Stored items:
========
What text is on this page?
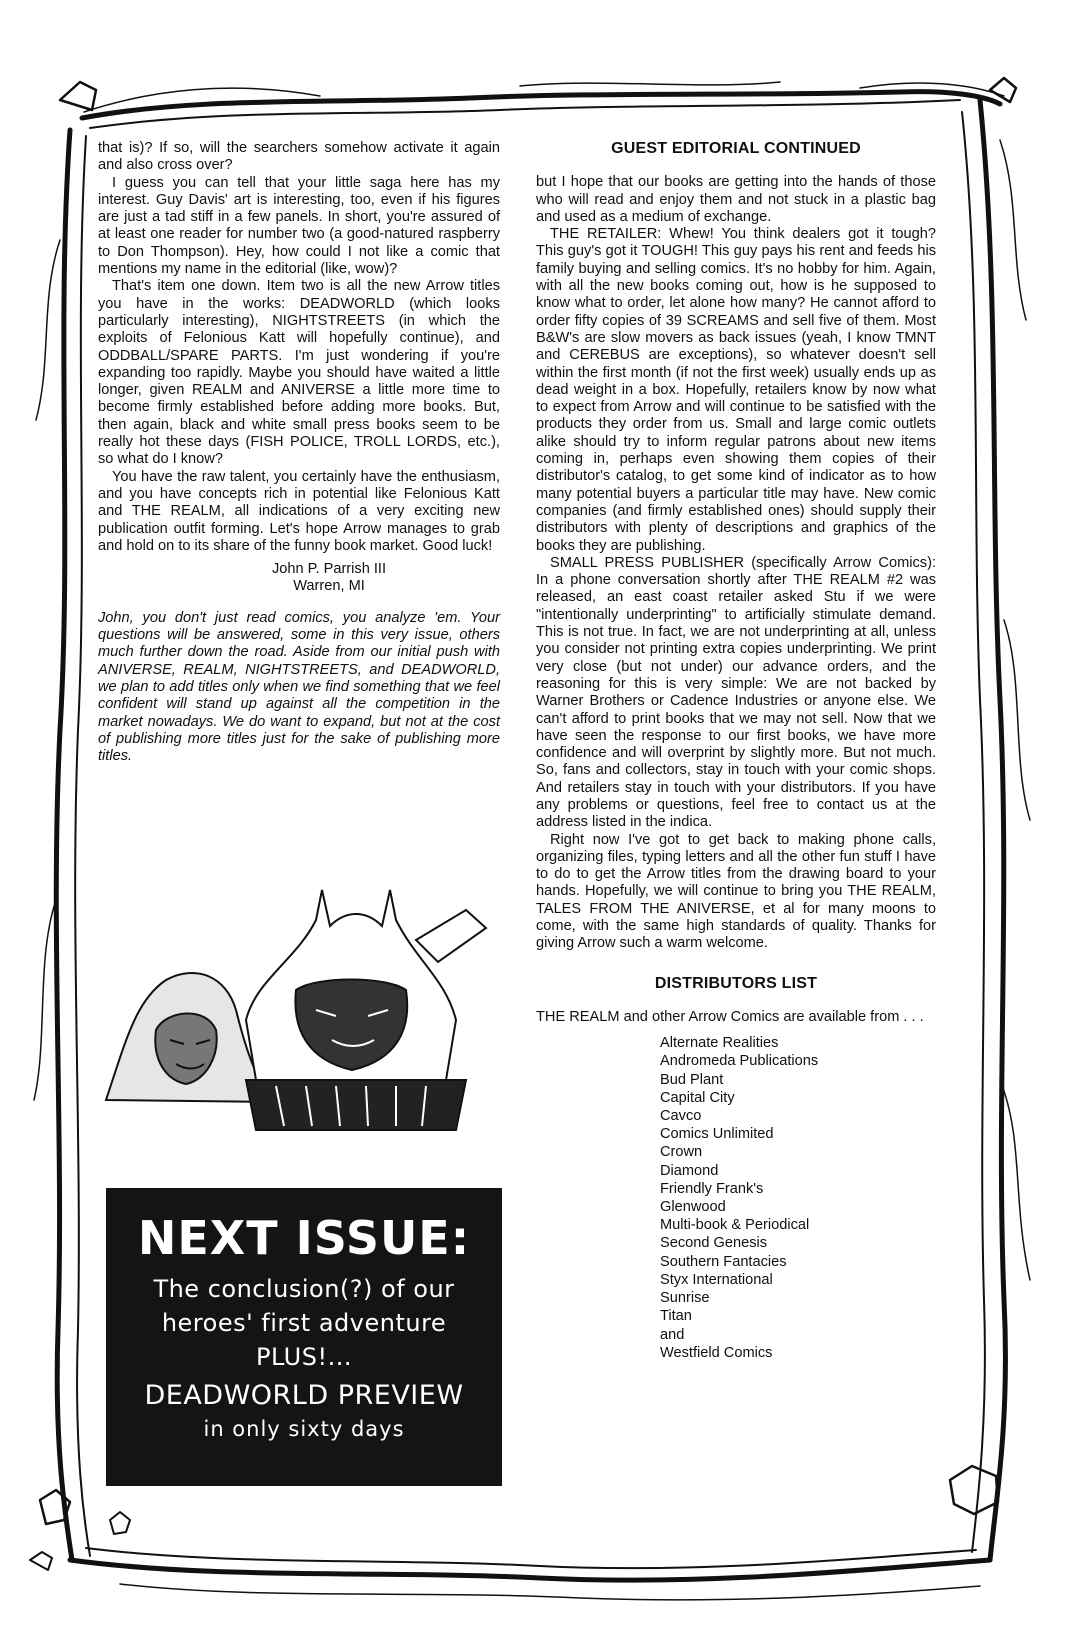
that is)? If so, will the searchers somehow activate it again and also cross over?

I guess you can tell that your little saga here has my interest. Guy Davis' art is interesting, too, even if his figures are just a tad stiff in a few panels. In short, you're assured of at least one reader for number two (a good-natured raspberry to Don Thompson). Hey, how could I not like a comic that mentions my name in the editorial (like, wow)?

That's item one down. Item two is all the new Arrow titles you have in the works: DEADWORLD (which looks particularly interesting), NIGHTSTREETS (in which the exploits of Felonious Katt will hopefully continue), and ODDBALL/SPARE PARTS. I'm just wondering if you're expanding too rapidly. Maybe you should have waited a little longer, given REALM and ANIVERSE a little more time to become firmly established before adding more books. But, then again, black and white small press books seem to be really hot these days (FISH POLICE, TROLL LORDS, etc.), so what do I know?

You have the raw talent, you certainly have the enthusiasm, and you have concepts rich in potential like Felonious Katt and THE REALM, all indications of a very exciting new publication outfit forming. Let's hope Arrow manages to grab and hold on to its share of the funny book market. Good luck!

John P. Parrish III
Warren, MI

John, you don't just read comics, you analyze 'em. Your questions will be answered, some in this very issue, others much further down the road. Aside from our initial push with ANIVERSE, REALM, NIGHTSTREETS, and DEADWORLD, we plan to add titles only when we find something that we feel confident will stand up against all the competition in the market nowadays. We do want to expand, but not at the cost of publishing more titles just for the sake of publishing more titles.

NEXT ISSUE:
The conclusion(?) of our
heroes' first adventure
PLUS!...
DEADWORLD PREVIEW
in only sixty days

GUEST EDITORIAL CONTINUED

but I hope that our books are getting into the hands of those who will read and enjoy them and not stuck in a plastic bag and used as a medium of exchange.

THE RETAILER: Whew! You think dealers got it tough? This guy's got it TOUGH! This guy pays his rent and feeds his family buying and selling comics. It's no hobby for him. Again, with all the new books coming out, how is he supposed to know what to order, let alone how many? He cannot afford to order fifty copies of 39 SCREAMS and sell five of them. Most B&W's are slow movers as back issues (yeah, I know TMNT and CEREBUS are exceptions), so whatever doesn't sell within the first month (if not the first week) usually ends up as dead weight in a box. Hopefully, retailers know by now what to expect from Arrow and will continue to be satisfied with the products they order from us. Small and large comic outlets alike should try to inform regular patrons about new items coming in, perhaps even showing them copies of their distributor's catalog, to get some kind of indicator as to how many potential buyers a particular title may have. New comic companies (and firmly established ones) should supply their distributors with plenty of descriptions and graphics of the books they are publishing.

SMALL PRESS PUBLISHER (specifically Arrow Comics): In a phone conversation shortly after THE REALM #2 was released, an east coast retailer asked Stu if we were "intentionally underprinting" to artificially stimulate demand. This is not true. In fact, we are not underprinting at all, unless you consider not printing extra copies underprinting. We print very close (but not under) our advance orders, and the reasoning for this is very simple: We are not backed by Warner Brothers or Cadence Industries or anyone else. We can't afford to print books that we may not sell. Now that we have seen the response to our first books, we have more confidence and will overprint by slightly more. But not much. So, fans and collectors, stay in touch with your comic shops. And retailers stay in touch with your distributors. If you have any problems or questions, feel free to contact us at the address listed in the indica.

Right now I've got to get back to making phone calls, organizing files, typing letters and all the other fun stuff I have to do to get the Arrow titles from the drawing board to your hands. Hopefully, we will continue to bring you THE REALM, TALES FROM THE ANIVERSE, et al for many moons to come, with the same high standards of quality. Thanks for giving Arrow such a warm welcome.

DISTRIBUTORS LIST

THE REALM and other Arrow Comics are available from . . .

Alternate Realities
Andromeda Publications
Bud Plant
Capital City
Cavco
Comics Unlimited
Crown
Diamond
Friendly Frank's
Glenwood
Multi-book & Periodical
Second Genesis
Southern Fantacies
Styx International
Sunrise
Titan
and
Westfield Comics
========
DESCRIPTION OF THE TASK
Give the count of lines in the records that contain "John", and no other text.

ANSWER SPACE
2